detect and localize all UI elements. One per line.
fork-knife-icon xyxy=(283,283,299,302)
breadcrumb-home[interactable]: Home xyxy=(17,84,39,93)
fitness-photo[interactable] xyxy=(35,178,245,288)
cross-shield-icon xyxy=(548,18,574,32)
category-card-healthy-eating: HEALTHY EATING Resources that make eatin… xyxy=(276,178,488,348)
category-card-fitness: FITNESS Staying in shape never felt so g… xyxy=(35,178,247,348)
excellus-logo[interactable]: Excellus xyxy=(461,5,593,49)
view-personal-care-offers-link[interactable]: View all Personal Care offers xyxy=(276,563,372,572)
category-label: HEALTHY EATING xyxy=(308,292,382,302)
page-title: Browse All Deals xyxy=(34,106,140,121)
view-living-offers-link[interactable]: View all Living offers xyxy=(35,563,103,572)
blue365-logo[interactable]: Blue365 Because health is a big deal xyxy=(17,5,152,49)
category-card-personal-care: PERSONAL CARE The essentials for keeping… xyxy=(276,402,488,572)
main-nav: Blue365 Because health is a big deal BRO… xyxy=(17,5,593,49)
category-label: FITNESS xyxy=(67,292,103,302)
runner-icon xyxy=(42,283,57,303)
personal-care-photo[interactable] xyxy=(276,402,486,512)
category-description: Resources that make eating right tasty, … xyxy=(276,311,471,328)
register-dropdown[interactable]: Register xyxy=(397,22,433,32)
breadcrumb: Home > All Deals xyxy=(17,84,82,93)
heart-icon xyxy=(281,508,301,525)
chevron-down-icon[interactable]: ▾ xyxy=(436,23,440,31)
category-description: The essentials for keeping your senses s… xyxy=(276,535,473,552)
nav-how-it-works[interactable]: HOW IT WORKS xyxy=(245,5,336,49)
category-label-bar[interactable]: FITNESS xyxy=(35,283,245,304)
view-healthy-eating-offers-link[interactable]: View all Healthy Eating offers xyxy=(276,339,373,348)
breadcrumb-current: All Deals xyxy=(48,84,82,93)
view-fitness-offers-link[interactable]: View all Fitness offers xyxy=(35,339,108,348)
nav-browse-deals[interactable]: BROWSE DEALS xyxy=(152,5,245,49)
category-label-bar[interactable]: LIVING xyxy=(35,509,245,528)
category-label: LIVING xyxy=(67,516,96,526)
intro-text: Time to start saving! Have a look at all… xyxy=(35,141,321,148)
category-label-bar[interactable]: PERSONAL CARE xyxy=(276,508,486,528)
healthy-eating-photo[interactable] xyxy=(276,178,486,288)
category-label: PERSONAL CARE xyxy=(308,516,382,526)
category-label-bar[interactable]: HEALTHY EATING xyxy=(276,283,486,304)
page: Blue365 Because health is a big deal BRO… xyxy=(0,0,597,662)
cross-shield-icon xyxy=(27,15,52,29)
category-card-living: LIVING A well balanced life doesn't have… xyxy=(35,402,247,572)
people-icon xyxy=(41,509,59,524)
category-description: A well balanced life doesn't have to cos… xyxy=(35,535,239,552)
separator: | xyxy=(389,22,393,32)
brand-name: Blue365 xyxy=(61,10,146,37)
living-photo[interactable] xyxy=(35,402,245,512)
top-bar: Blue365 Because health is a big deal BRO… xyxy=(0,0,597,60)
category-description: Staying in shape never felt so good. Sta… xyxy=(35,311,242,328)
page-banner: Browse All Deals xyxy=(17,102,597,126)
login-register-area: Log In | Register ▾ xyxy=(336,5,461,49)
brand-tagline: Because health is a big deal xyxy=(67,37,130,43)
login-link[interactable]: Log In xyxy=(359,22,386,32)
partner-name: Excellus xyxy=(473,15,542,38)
• • • •
▶ Short task
Copy every line of the records above without changing anything, keeping them in the same order.

▶ Finished exercise
detect and localize all UI elements. One per line.
fork-knife-icon xyxy=(283,283,299,302)
breadcrumb-home[interactable]: Home xyxy=(17,84,39,93)
fitness-photo[interactable] xyxy=(35,178,245,288)
cross-shield-icon xyxy=(548,18,574,32)
category-card-healthy-eating: HEALTHY EATING Resources that make eatin… xyxy=(276,178,488,348)
category-card-fitness: FITNESS Staying in shape never felt so g… xyxy=(35,178,247,348)
excellus-logo[interactable]: Excellus xyxy=(461,5,593,49)
view-personal-care-offers-link[interactable]: View all Personal Care offers xyxy=(276,563,372,572)
category-label: HEALTHY EATING xyxy=(308,292,382,302)
page-title: Browse All Deals xyxy=(34,106,140,121)
view-living-offers-link[interactable]: View all Living offers xyxy=(35,563,103,572)
blue365-logo[interactable]: Blue365 Because health is a big deal xyxy=(17,5,152,49)
category-card-personal-care: PERSONAL CARE The essentials for keeping… xyxy=(276,402,488,572)
main-nav: Blue365 Because health is a big deal BRO… xyxy=(17,5,593,49)
category-label: FITNESS xyxy=(67,292,103,302)
runner-icon xyxy=(42,283,57,303)
personal-care-photo[interactable] xyxy=(276,402,486,512)
category-description: Resources that make eating right tasty, … xyxy=(276,311,471,328)
register-dropdown[interactable]: Register xyxy=(397,22,433,32)
breadcrumb: Home > All Deals xyxy=(17,84,82,93)
heart-icon xyxy=(281,508,301,525)
chevron-down-icon[interactable]: ▾ xyxy=(436,23,440,31)
category-description: The essentials for keeping your senses s… xyxy=(276,535,473,552)
nav-how-it-works[interactable]: HOW IT WORKS xyxy=(245,5,336,49)
category-label-bar[interactable]: FITNESS xyxy=(35,283,245,304)
view-healthy-eating-offers-link[interactable]: View all Healthy Eating offers xyxy=(276,339,373,348)
breadcrumb-current: All Deals xyxy=(48,84,82,93)
view-fitness-offers-link[interactable]: View all Fitness offers xyxy=(35,339,108,348)
nav-browse-deals[interactable]: BROWSE DEALS xyxy=(152,5,245,49)
category-label-bar[interactable]: LIVING xyxy=(35,509,245,528)
category-label: LIVING xyxy=(67,516,96,526)
intro-text: Time to start saving! Have a look at all… xyxy=(35,141,321,148)
category-label-bar[interactable]: PERSONAL CARE xyxy=(276,508,486,528)
healthy-eating-photo[interactable] xyxy=(276,178,486,288)
category-label: PERSONAL CARE xyxy=(308,516,382,526)
category-label-bar[interactable]: HEALTHY EATING xyxy=(276,283,486,304)
page: Blue365 Because health is a big deal BRO… xyxy=(0,0,597,662)
cross-shield-icon xyxy=(27,15,52,29)
category-card-living: LIVING A well balanced life doesn't have… xyxy=(35,402,247,572)
people-icon xyxy=(41,509,59,524)
category-description: A well balanced life doesn't have to cos… xyxy=(35,535,239,552)
separator: | xyxy=(389,22,393,32)
brand-name: Blue365 xyxy=(61,10,146,37)
living-photo[interactable] xyxy=(35,402,245,512)
top-bar: Blue365 Because health is a big deal BRO… xyxy=(0,0,597,60)
category-description: Staying in shape never felt so good. Sta… xyxy=(35,311,242,328)
page-banner: Browse All Deals xyxy=(17,102,597,126)
login-register-area: Log In | Register ▾ xyxy=(336,5,461,49)
brand-tagline: Because health is a big deal xyxy=(67,37,130,43)
login-link[interactable]: Log In xyxy=(359,22,386,32)
partner-name: Excellus xyxy=(473,15,542,38)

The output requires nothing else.